• Exercise
Copy all records verbatim.

· · ·

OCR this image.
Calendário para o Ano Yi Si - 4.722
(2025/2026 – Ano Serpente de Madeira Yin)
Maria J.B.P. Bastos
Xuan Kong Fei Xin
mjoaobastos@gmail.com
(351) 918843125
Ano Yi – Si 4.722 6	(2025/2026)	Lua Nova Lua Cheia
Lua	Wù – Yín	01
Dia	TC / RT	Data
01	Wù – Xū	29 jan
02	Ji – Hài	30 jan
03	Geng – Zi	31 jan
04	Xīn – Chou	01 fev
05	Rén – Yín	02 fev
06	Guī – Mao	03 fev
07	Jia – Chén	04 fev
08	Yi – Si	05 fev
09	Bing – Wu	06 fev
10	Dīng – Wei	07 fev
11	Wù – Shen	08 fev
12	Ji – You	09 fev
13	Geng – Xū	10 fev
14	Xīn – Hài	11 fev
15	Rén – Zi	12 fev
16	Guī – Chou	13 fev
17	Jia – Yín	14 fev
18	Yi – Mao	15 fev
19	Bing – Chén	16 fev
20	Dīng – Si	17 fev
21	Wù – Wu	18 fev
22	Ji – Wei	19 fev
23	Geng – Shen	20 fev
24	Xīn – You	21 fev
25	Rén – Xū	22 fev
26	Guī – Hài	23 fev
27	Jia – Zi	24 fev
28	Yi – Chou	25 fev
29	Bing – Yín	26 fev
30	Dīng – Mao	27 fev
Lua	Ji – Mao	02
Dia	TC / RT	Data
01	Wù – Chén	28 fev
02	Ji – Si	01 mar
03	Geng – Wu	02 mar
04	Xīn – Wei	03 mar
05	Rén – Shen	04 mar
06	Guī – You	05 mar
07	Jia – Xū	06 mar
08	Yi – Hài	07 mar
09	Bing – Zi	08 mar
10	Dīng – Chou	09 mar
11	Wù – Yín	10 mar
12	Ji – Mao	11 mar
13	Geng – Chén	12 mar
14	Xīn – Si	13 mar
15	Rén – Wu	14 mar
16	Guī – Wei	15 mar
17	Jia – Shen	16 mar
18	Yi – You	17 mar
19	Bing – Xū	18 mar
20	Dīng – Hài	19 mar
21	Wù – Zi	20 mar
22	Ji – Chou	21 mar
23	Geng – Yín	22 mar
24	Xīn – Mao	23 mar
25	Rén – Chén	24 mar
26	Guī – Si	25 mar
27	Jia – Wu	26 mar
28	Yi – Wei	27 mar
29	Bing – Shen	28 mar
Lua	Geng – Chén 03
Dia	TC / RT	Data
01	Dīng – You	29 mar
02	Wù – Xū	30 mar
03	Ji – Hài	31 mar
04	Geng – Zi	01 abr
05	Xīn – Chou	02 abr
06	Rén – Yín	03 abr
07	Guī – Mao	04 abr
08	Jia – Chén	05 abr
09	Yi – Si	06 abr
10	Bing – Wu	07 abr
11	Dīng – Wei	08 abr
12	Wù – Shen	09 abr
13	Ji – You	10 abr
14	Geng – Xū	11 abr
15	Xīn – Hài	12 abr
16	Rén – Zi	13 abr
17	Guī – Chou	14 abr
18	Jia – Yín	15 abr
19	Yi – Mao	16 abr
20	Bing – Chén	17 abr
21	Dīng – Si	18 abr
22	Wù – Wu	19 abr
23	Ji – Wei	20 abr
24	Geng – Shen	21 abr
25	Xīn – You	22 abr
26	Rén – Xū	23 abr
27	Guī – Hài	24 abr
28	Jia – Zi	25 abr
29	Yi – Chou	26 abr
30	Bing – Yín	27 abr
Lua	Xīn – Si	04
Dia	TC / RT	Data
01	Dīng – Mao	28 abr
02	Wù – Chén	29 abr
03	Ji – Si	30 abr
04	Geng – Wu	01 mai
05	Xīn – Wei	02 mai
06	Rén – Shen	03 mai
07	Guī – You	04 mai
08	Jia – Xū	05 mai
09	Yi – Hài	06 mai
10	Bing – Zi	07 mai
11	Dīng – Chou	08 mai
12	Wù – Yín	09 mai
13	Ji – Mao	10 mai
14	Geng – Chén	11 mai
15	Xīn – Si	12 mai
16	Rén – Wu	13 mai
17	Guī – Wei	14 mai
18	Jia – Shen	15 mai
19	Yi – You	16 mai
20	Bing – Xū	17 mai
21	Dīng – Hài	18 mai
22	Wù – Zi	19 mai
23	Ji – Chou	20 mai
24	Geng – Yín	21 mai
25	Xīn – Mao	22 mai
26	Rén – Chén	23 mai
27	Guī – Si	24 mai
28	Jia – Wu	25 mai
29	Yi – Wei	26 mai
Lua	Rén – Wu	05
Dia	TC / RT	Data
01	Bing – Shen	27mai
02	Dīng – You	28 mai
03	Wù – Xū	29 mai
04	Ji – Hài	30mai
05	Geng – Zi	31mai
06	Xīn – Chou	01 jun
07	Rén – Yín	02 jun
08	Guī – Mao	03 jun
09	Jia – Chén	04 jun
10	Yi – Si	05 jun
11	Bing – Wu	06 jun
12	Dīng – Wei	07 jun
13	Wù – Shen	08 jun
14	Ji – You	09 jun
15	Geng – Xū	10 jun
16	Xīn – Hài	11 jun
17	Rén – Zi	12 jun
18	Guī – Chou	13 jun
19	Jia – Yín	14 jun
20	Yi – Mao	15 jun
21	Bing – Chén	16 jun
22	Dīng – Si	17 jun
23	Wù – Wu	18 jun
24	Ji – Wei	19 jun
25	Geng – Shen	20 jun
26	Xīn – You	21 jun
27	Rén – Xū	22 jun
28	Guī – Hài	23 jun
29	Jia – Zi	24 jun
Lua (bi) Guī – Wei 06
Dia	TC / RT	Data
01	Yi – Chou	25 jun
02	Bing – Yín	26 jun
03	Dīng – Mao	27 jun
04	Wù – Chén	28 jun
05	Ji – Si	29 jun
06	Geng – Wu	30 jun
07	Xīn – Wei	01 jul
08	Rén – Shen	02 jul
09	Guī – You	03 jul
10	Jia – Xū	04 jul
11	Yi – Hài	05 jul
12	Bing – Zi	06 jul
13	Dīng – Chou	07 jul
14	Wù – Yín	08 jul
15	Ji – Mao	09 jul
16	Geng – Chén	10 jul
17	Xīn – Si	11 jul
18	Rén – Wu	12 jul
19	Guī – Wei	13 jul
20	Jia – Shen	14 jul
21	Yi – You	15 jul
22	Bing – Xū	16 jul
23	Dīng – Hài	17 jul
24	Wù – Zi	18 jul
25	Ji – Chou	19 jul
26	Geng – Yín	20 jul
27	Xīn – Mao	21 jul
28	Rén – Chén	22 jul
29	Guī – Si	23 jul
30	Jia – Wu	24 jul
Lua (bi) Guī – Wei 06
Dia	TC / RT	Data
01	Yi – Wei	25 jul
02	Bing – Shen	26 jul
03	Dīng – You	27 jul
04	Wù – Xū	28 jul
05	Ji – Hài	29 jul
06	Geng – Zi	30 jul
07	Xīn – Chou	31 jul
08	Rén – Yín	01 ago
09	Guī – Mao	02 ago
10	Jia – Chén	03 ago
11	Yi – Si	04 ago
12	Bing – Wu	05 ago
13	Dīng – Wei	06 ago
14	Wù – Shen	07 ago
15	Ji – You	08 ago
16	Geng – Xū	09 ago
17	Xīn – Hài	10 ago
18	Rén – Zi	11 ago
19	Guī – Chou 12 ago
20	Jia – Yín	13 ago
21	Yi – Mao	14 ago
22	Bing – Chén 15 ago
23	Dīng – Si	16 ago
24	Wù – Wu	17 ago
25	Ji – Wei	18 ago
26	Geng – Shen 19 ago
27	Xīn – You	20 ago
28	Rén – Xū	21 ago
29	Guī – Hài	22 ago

· · ·

• Correct output
OCR this image.
Calendário para o Ano Yi Si - 4.722
(2025/2026 – Ano Serpente de Madeira Yin)
Maria J.B.P. Bastos
Xuan Kong Fei Xin
mjoaobastos@gmail.com
(351) 918843125
Ano Yi – Si 4.722 6	(2025/2026)	Lua Nova Lua Cheia
Lua	Wù – Yín	01
Dia	TC / RT	Data
01	Wù – Xū	29 jan
02	Ji – Hài	30 jan
03	Geng – Zi	31 jan
04	Xīn – Chou	01 fev
05	Rén – Yín	02 fev
06	Guī – Mao	03 fev
07	Jia – Chén	04 fev
08	Yi – Si	05 fev
09	Bing – Wu	06 fev
10	Dīng – Wei	07 fev
11	Wù – Shen	08 fev
12	Ji – You	09 fev
13	Geng – Xū	10 fev
14	Xīn – Hài	11 fev
15	Rén – Zi	12 fev
16	Guī – Chou	13 fev
17	Jia – Yín	14 fev
18	Yi – Mao	15 fev
19	Bing – Chén	16 fev
20	Dīng – Si	17 fev
21	Wù – Wu	18 fev
22	Ji – Wei	19 fev
23	Geng – Shen	20 fev
24	Xīn – You	21 fev
25	Rén – Xū	22 fev
26	Guī – Hài	23 fev
27	Jia – Zi	24 fev
28	Yi – Chou	25 fev
29	Bing – Yín	26 fev
30	Dīng – Mao	27 fev
Lua	Ji – Mao	02
Dia	TC / RT	Data
01	Wù – Chén	28 fev
02	Ji – Si	01 mar
03	Geng – Wu	02 mar
04	Xīn – Wei	03 mar
05	Rén – Shen	04 mar
06	Guī – You	05 mar
07	Jia – Xū	06 mar
08	Yi – Hài	07 mar
09	Bing – Zi	08 mar
10	Dīng – Chou	09 mar
11	Wù – Yín	10 mar
12	Ji – Mao	11 mar
13	Geng – Chén	12 mar
14	Xīn – Si	13 mar
15	Rén – Wu	14 mar
16	Guī – Wei	15 mar
17	Jia – Shen	16 mar
18	Yi – You	17 mar
19	Bing – Xū	18 mar
20	Dīng – Hài	19 mar
21	Wù – Zi	20 mar
22	Ji – Chou	21 mar
23	Geng – Yín	22 mar
24	Xīn – Mao	23 mar
25	Rén – Chén	24 mar
26	Guī – Si	25 mar
27	Jia – Wu	26 mar
28	Yi – Wei	27 mar
29	Bing – Shen	28 mar
Lua	Geng – Chén 03
Dia	TC / RT	Data
01	Dīng – You	29 mar
02	Wù – Xū	30 mar
03	Ji – Hài	31 mar
04	Geng – Zi	01 abr
05	Xīn – Chou	02 abr
06	Rén – Yín	03 abr
07	Guī – Mao	04 abr
08	Jia – Chén	05 abr
09	Yi – Si	06 abr
10	Bing – Wu	07 abr
11	Dīng – Wei	08 abr
12	Wù – Shen	09 abr
13	Ji – You	10 abr
14	Geng – Xū	11 abr
15	Xīn – Hài	12 abr
16	Rén – Zi	13 abr
17	Guī – Chou	14 abr
18	Jia – Yín	15 abr
19	Yi – Mao	16 abr
20	Bing – Chén	17 abr
21	Dīng – Si	18 abr
22	Wù – Wu	19 abr
23	Ji – Wei	20 abr
24	Geng – Shen	21 abr
25	Xīn – You	22 abr
26	Rén – Xū	23 abr
27	Guī – Hài	24 abr
28	Jia – Zi	25 abr
29	Yi – Chou	26 abr
30	Bing – Yín	27 abr
Lua	Xīn – Si	04
Dia	TC / RT	Data
01	Dīng – Mao	28 abr
02	Wù – Chén	29 abr
03	Ji – Si	30 abr
04	Geng – Wu	01 mai
05	Xīn – Wei	02 mai
06	Rén – Shen	03 mai
07	Guī – You	04 mai
08	Jia – Xū	05 mai
09	Yi – Hài	06 mai
10	Bing – Zi	07 mai
11	Dīng – Chou	08 mai
12	Wù – Yín	09 mai
13	Ji – Mao	10 mai
14	Geng – Chén	11 mai
15	Xīn – Si	12 mai
16	Rén – Wu	13 mai
17	Guī – Wei	14 mai
18	Jia – Shen	15 mai
19	Yi – You	16 mai
20	Bing – Xū	17 mai
21	Dīng – Hài	18 mai
22	Wù – Zi	19 mai
23	Ji – Chou	20 mai
24	Geng – Yín	21 mai
25	Xīn – Mao	22 mai
26	Rén – Chén	23 mai
27	Guī – Si	24 mai
28	Jia – Wu	25 mai
29	Yi – Wei	26 mai
Lua	Rén – Wu	05
Dia	TC / RT	Data
01	Bing – Shen	27mai
02	Dīng – You	28 mai
03	Wù – Xū	29 mai
04	Ji – Hài	30mai
05	Geng – Zi	31mai
06	Xīn – Chou	01 jun
07	Rén – Yín	02 jun
08	Guī – Mao	03 jun
09	Jia – Chén	04 jun
10	Yi – Si	05 jun
11	Bing – Wu	06 jun
12	Dīng – Wei	07 jun
13	Wù – Shen	08 jun
14	Ji – You	09 jun
15	Geng – Xū	10 jun
16	Xīn – Hài	11 jun
17	Rén – Zi	12 jun
18	Guī – Chou	13 jun
19	Jia – Yín	14 jun
20	Yi – Mao	15 jun
21	Bing – Chén	16 jun
22	Dīng – Si	17 jun
23	Wù – Wu	18 jun
24	Ji – Wei	19 jun
25	Geng – Shen	20 jun
26	Xīn – You	21 jun
27	Rén – Xū	22 jun
28	Guī – Hài	23 jun
29	Jia – Zi	24 jun
Lua (bi) Guī – Wei 06
Dia	TC / RT	Data
01	Yi – Chou	25 jun
02	Bing – Yín	26 jun
03	Dīng – Mao	27 jun
04	Wù – Chén	28 jun
05	Ji – Si	29 jun
06	Geng – Wu	30 jun
07	Xīn – Wei	01 jul
08	Rén – Shen	02 jul
09	Guī – You	03 jul
10	Jia – Xū	04 jul
11	Yi – Hài	05 jul
12	Bing – Zi	06 jul
13	Dīng – Chou	07 jul
14	Wù – Yín	08 jul
15	Ji – Mao	09 jul
16	Geng – Chén	10 jul
17	Xīn – Si	11 jul
18	Rén – Wu	12 jul
19	Guī – Wei	13 jul
20	Jia – Shen	14 jul
21	Yi – You	15 jul
22	Bing – Xū	16 jul
23	Dīng – Hài	17 jul
24	Wù – Zi	18 jul
25	Ji – Chou	19 jul
26	Geng – Yín	20 jul
27	Xīn – Mao	21 jul
28	Rén – Chén	22 jul
29	Guī – Si	23 jul
30	Jia – Wu	24 jul
Lua (bi) Guī – Wei 06
Dia	TC / RT	Data
01	Yi – Wei	25 jul
02	Bing – Shen	26 jul
03	Dīng – You	27 jul
04	Wù – Xū	28 jul
05	Ji – Hài	29 jul
06	Geng – Zi	30 jul
07	Xīn – Chou	31 jul
08	Rén – Yín	01 ago
09	Guī – Mao	02 ago
10	Jia – Chén	03 ago
11	Yi – Si	04 ago
12	Bing – Wu	05 ago
13	Dīng – Wei	06 ago
14	Wù – Shen	07 ago
15	Ji – You	08 ago
16	Geng – Xū	09 ago
17	Xīn – Hài	10 ago
18	Rén – Zi	11 ago
19	Guī – Chou 12 ago
20	Jia – Yín	13 ago
21	Yi – Mao	14 ago
22	Bing – Chén 15 ago
23	Dīng – Si	16 ago
24	Wù – Wu	17 ago
25	Ji – Wei	18 ago
26	Geng – Shen 19 ago
27	Xīn – You	20 ago
28	Rén – Xū	21 ago
29	Guī – Hài	22 ago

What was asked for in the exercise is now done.